[Saved entries]
---------------
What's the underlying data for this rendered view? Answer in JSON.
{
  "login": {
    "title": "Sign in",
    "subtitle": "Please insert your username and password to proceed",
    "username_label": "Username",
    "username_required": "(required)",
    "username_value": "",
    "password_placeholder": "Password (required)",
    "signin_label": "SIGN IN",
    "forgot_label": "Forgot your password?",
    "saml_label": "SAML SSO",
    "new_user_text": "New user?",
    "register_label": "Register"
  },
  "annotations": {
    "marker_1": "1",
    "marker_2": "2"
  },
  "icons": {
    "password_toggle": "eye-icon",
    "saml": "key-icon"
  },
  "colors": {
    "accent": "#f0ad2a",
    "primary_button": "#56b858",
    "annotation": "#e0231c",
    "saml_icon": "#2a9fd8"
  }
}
---------------
Directions — Extract each line from the listing above, please, and repeat it exactly.

Finished answer —
What's the underlying data for this rendered view? Answer in JSON.
{
  "login": {
    "title": "Sign in",
    "subtitle": "Please insert your username and password to proceed",
    "username_label": "Username",
    "username_required": "(required)",
    "username_value": "",
    "password_placeholder": "Password (required)",
    "signin_label": "SIGN IN",
    "forgot_label": "Forgot your password?",
    "saml_label": "SAML SSO",
    "new_user_text": "New user?",
    "register_label": "Register"
  },
  "annotations": {
    "marker_1": "1",
    "marker_2": "2"
  },
  "icons": {
    "password_toggle": "eye-icon",
    "saml": "key-icon"
  },
  "colors": {
    "accent": "#f0ad2a",
    "primary_button": "#56b858",
    "annotation": "#e0231c",
    "saml_icon": "#2a9fd8"
  }
}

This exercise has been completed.